(GOAL OF THE EXERCISE): Gather up every line that includes the string "this".

(EXERCISE INPUT):

..............................

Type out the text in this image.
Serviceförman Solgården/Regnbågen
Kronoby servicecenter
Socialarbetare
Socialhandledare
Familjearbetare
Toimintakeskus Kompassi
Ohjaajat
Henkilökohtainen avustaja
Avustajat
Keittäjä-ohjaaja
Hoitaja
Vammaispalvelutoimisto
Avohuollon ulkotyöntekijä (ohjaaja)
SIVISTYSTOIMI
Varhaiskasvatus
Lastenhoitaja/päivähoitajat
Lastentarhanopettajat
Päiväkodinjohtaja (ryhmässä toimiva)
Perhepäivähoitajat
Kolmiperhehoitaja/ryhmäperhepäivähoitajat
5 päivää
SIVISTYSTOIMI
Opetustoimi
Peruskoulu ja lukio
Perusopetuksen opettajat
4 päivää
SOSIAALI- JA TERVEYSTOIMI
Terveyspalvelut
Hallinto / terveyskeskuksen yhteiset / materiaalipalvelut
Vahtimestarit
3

..............................

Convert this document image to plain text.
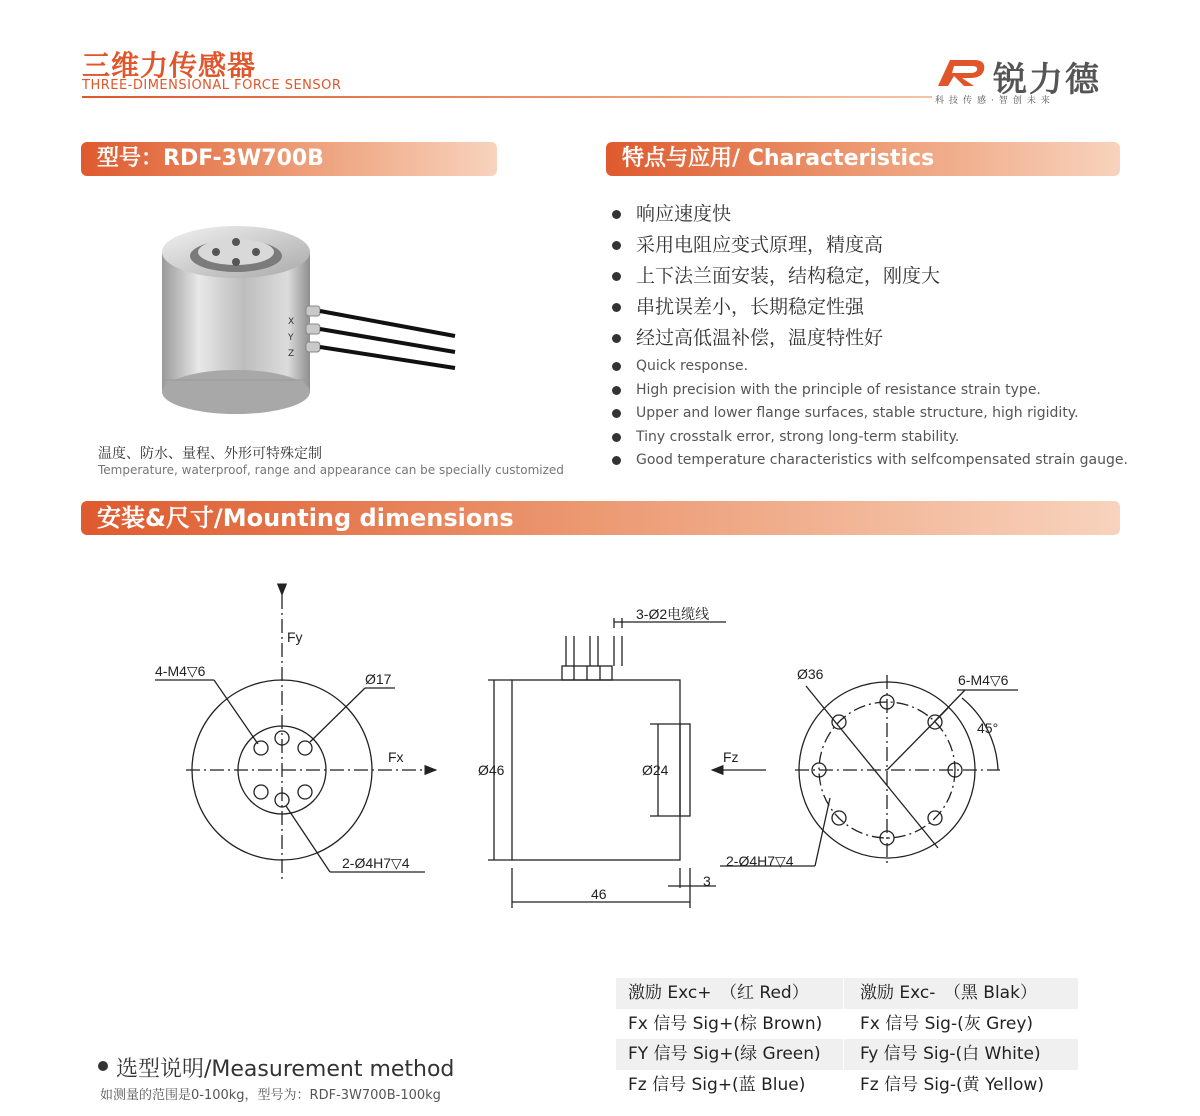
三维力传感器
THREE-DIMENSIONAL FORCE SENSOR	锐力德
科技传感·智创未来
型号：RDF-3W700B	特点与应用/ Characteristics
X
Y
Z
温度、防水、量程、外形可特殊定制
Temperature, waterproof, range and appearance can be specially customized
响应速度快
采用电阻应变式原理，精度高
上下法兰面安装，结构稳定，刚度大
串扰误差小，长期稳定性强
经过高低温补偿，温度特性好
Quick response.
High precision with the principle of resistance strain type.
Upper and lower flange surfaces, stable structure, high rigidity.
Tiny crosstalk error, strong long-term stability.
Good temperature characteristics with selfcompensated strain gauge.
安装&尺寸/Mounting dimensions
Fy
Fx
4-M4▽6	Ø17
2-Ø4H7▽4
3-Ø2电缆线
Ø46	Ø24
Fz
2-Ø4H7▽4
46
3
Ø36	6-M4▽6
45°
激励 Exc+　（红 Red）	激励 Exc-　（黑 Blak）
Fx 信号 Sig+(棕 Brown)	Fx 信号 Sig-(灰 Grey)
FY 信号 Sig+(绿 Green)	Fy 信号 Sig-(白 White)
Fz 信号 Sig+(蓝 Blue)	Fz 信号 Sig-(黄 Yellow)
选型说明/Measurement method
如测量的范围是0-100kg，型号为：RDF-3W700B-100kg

..............................

(FULL OUTPUT):
Type out the text in this image.
Convert this document image to plain text.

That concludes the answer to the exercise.